### Challenge
Pull each line containing "Weak" out of the data and copy it.

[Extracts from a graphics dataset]
■ ■ ■

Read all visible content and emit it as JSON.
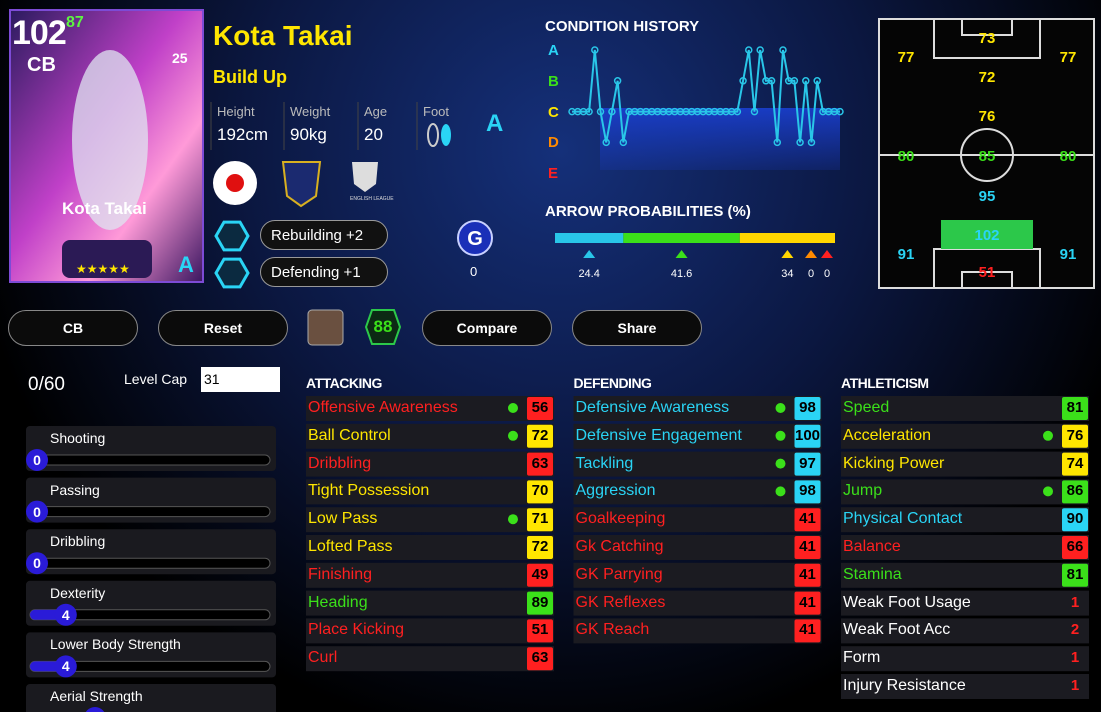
{
  "card": {
    "rating": 102,
    "level": 87,
    "position": "CB",
    "badge_number": 25,
    "name": "Kota Takai",
    "stars": "★★★★★",
    "grade": "A"
  },
  "profile": {
    "name": "Kota Takai",
    "style": "Build Up",
    "height": {
      "label": "Height",
      "value": "192cm"
    },
    "weight": {
      "label": "Weight",
      "value": "90kg"
    },
    "age": {
      "label": "Age",
      "value": 20
    },
    "foot": {
      "label": "Foot"
    },
    "condition": "A",
    "league": "ENGLISH LEAGUE"
  },
  "skills": [
    "Rebuilding +2",
    "Defending +1"
  ],
  "g_badge": {
    "label": "G",
    "count": 0
  },
  "condition_history": {
    "type": "line",
    "title": "CONDITION HISTORY",
    "grades": [
      "A",
      "B",
      "C",
      "D",
      "E"
    ],
    "grade_colors": [
      "#2ad4f5",
      "#3be01a",
      "#ffe600",
      "#ff8a00",
      "#ff2020"
    ],
    "color": "#29c6e8",
    "values": [
      "C",
      "C",
      "C",
      "C",
      "A",
      "C",
      "D",
      "C",
      "B",
      "D",
      "C",
      "C",
      "C",
      "C",
      "C",
      "C",
      "C",
      "C",
      "C",
      "C",
      "C",
      "C",
      "C",
      "C",
      "C",
      "C",
      "C",
      "C",
      "C",
      "C",
      "B",
      "A",
      "C",
      "A",
      "B",
      "B",
      "D",
      "A",
      "B",
      "B",
      "D",
      "B",
      "D",
      "B",
      "C",
      "C",
      "C",
      "C"
    ]
  },
  "arrow_probabilities": {
    "type": "bar",
    "title": "ARROW PROBABILITIES (%)",
    "series": [
      {
        "color": "#29c6e8",
        "value": 24.4
      },
      {
        "color": "#3be01a",
        "value": 41.6
      },
      {
        "color": "#ffd600",
        "value": 34
      },
      {
        "color": "#ff8a00",
        "value": 0
      },
      {
        "color": "#ff2020",
        "value": 0
      }
    ]
  },
  "pitch": [
    {
      "value": 73,
      "color": "#ffe600"
    },
    {
      "value": 77,
      "color": "#ffe600"
    },
    {
      "value": 77,
      "color": "#ffe600"
    },
    {
      "value": 72,
      "color": "#ffe600"
    },
    {
      "value": 76,
      "color": "#ffe600"
    },
    {
      "value": 80,
      "color": "#3be01a"
    },
    {
      "value": 85,
      "color": "#3be01a"
    },
    {
      "value": 80,
      "color": "#3be01a"
    },
    {
      "value": 95,
      "color": "#2ad4f5"
    },
    {
      "value": 102,
      "color": "#2ad4f5",
      "highlight": true
    },
    {
      "value": 91,
      "color": "#2ad4f5"
    },
    {
      "value": 91,
      "color": "#2ad4f5"
    },
    {
      "value": 51,
      "color": "#ff2020"
    }
  ],
  "controls": {
    "position": "CB",
    "reset": "Reset",
    "rating": 88,
    "compare": "Compare",
    "share": "Share"
  },
  "progression": {
    "points": "0/60",
    "level_cap_label": "Level Cap",
    "level_cap": 31,
    "sliders": [
      {
        "name": "Shooting",
        "value": 0
      },
      {
        "name": "Passing",
        "value": 0
      },
      {
        "name": "Dribbling",
        "value": 0
      },
      {
        "name": "Dexterity",
        "value": 4
      },
      {
        "name": "Lower Body Strength",
        "value": 4
      },
      {
        "name": "Aerial Strength"
      }
    ]
  },
  "stats": [
    {
      "title": "ATTACKING",
      "rows": [
        {
          "name": "Offensive Awareness",
          "value": 56,
          "color": "#ff2020",
          "boost": true
        },
        {
          "name": "Ball Control",
          "value": 72,
          "color": "#ffe600",
          "boost": true
        },
        {
          "name": "Dribbling",
          "value": 63,
          "color": "#ff2020"
        },
        {
          "name": "Tight Possession",
          "value": 70,
          "color": "#ffe600"
        },
        {
          "name": "Low Pass",
          "value": 71,
          "color": "#ffe600",
          "boost": true
        },
        {
          "name": "Lofted Pass",
          "value": 72,
          "color": "#ffe600"
        },
        {
          "name": "Finishing",
          "value": 49,
          "color": "#ff2020"
        },
        {
          "name": "Heading",
          "value": 89,
          "color": "#3be01a"
        },
        {
          "name": "Place Kicking",
          "value": 51,
          "color": "#ff2020"
        },
        {
          "name": "Curl",
          "value": 63,
          "color": "#ff2020"
        }
      ]
    },
    {
      "title": "DEFENDING",
      "rows": [
        {
          "name": "Defensive Awareness",
          "value": 98,
          "color": "#2ad4f5",
          "boost": true
        },
        {
          "name": "Defensive Engagement",
          "value": 100,
          "color": "#2ad4f5",
          "boost": true
        },
        {
          "name": "Tackling",
          "value": 97,
          "color": "#2ad4f5",
          "boost": true
        },
        {
          "name": "Aggression",
          "value": 98,
          "color": "#2ad4f5",
          "boost": true
        },
        {
          "name": "Goalkeeping",
          "value": 41,
          "color": "#ff2020"
        },
        {
          "name": "Gk Catching",
          "value": 41,
          "color": "#ff2020"
        },
        {
          "name": "GK Parrying",
          "value": 41,
          "color": "#ff2020"
        },
        {
          "name": "GK Reflexes",
          "value": 41,
          "color": "#ff2020"
        },
        {
          "name": "GK Reach",
          "value": 41,
          "color": "#ff2020"
        }
      ]
    },
    {
      "title": "ATHLETICISM",
      "rows": [
        {
          "name": "Speed",
          "value": 81,
          "color": "#3be01a"
        },
        {
          "name": "Acceleration",
          "value": 76,
          "color": "#ffe600",
          "boost": true
        },
        {
          "name": "Kicking Power",
          "value": 74,
          "color": "#ffe600"
        },
        {
          "name": "Jump",
          "value": 86,
          "color": "#3be01a",
          "boost": true
        },
        {
          "name": "Physical Contact",
          "value": 90,
          "color": "#2ad4f5"
        },
        {
          "name": "Balance",
          "value": 66,
          "color": "#ff2020"
        },
        {
          "name": "Stamina",
          "value": 81,
          "color": "#3be01a"
        },
        {
          "name": "Weak Foot Usage",
          "value": 1,
          "color": "#ff2020",
          "style": "level"
        },
        {
          "name": "Weak Foot Acc",
          "value": 2,
          "color": "#ff2020",
          "style": "level"
        },
        {
          "name": "Form",
          "value": 1,
          "color": "#ff2020",
          "style": "level"
        },
        {
          "name": "Injury Resistance",
          "value": 1,
          "color": "#ff2020",
          "style": "level"
        }
      ]
    }
  ]
}
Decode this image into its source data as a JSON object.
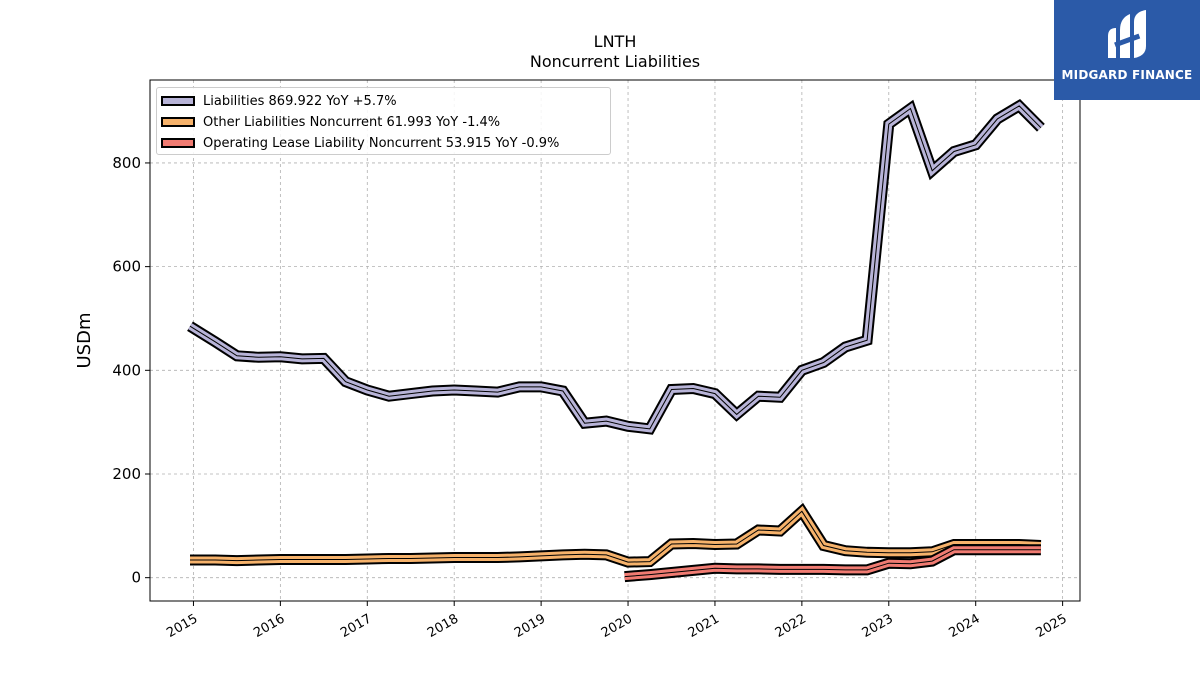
{
  "logo": {
    "brand": "MIDGARD FINANCE"
  },
  "chart_data": {
    "type": "line",
    "title": "LNTH",
    "subtitle": "Noncurrent  Liabilities",
    "ylabel": "USDm",
    "xlabel": "",
    "xlim": [
      2014.5,
      2025.2
    ],
    "ylim": [
      -45,
      960
    ],
    "yticks": [
      0,
      200,
      400,
      600,
      800
    ],
    "xticks": [
      "2015",
      "2016",
      "2017",
      "2018",
      "2019",
      "2020",
      "2021",
      "2022",
      "2023",
      "2024",
      "2025"
    ],
    "grid": true,
    "legend_position": "top-left",
    "series": [
      {
        "name": "Liabilities",
        "legend_label": "Liabilities  869.922 YoY +5.7%",
        "color": "#b8b4d8",
        "x": [
          2014.96,
          2015.25,
          2015.5,
          2015.75,
          2016.0,
          2016.25,
          2016.5,
          2016.75,
          2017.0,
          2017.25,
          2017.5,
          2017.75,
          2018.0,
          2018.25,
          2018.5,
          2018.75,
          2019.0,
          2019.25,
          2019.5,
          2019.75,
          2020.0,
          2020.25,
          2020.5,
          2020.75,
          2021.0,
          2021.25,
          2021.5,
          2021.75,
          2022.0,
          2022.25,
          2022.5,
          2022.75,
          2023.0,
          2023.25,
          2023.5,
          2023.75,
          2024.0,
          2024.25,
          2024.5,
          2024.75
        ],
        "values": [
          485,
          455,
          428,
          425,
          426,
          422,
          423,
          378,
          362,
          350,
          355,
          360,
          362,
          360,
          358,
          368,
          368,
          360,
          298,
          302,
          292,
          287,
          363,
          365,
          355,
          315,
          350,
          348,
          400,
          415,
          445,
          458,
          875,
          905,
          785,
          822,
          835,
          885,
          910,
          868
        ]
      },
      {
        "name": "Other Liabilities Noncurrent",
        "legend_label": "Other Liabilities Noncurrent  61.993 YoY -1.4%",
        "color": "#f6b26b",
        "x": [
          2014.96,
          2015.25,
          2015.5,
          2015.75,
          2016.0,
          2016.25,
          2016.5,
          2016.75,
          2017.0,
          2017.25,
          2017.5,
          2017.75,
          2018.0,
          2018.25,
          2018.5,
          2018.75,
          2019.0,
          2019.25,
          2019.5,
          2019.75,
          2020.0,
          2020.25,
          2020.5,
          2020.75,
          2021.0,
          2021.25,
          2021.5,
          2021.75,
          2022.0,
          2022.25,
          2022.5,
          2022.75,
          2023.0,
          2023.25,
          2023.5,
          2023.75,
          2024.0,
          2024.25,
          2024.5,
          2024.75
        ],
        "values": [
          34,
          34,
          33,
          34,
          35,
          35,
          35,
          35,
          36,
          37,
          37,
          38,
          39,
          39,
          39,
          40,
          42,
          44,
          45,
          44,
          30,
          31,
          65,
          66,
          64,
          65,
          92,
          90,
          128,
          62,
          52,
          49,
          48,
          48,
          50,
          64,
          64,
          64,
          64,
          62
        ]
      },
      {
        "name": "Operating Lease Liability Noncurrent",
        "legend_label": "Operating Lease Liability Noncurrent  53.915 YoY -0.9%",
        "color": "#f07b72",
        "x": [
          2019.96,
          2020.25,
          2020.5,
          2020.75,
          2021.0,
          2021.25,
          2021.5,
          2021.75,
          2022.0,
          2022.25,
          2022.5,
          2022.75,
          2023.0,
          2023.25,
          2023.5,
          2023.75,
          2024.0,
          2024.25,
          2024.5,
          2024.75
        ],
        "values": [
          2,
          6,
          10,
          14,
          18,
          17,
          17,
          16,
          16,
          16,
          15,
          15,
          28,
          27,
          32,
          54,
          54,
          54,
          54,
          54
        ]
      }
    ]
  }
}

■ ■ ■

### Solution for this problem
          "name": "Weak Foot Usage",
          "name": "Weak Foot Acc",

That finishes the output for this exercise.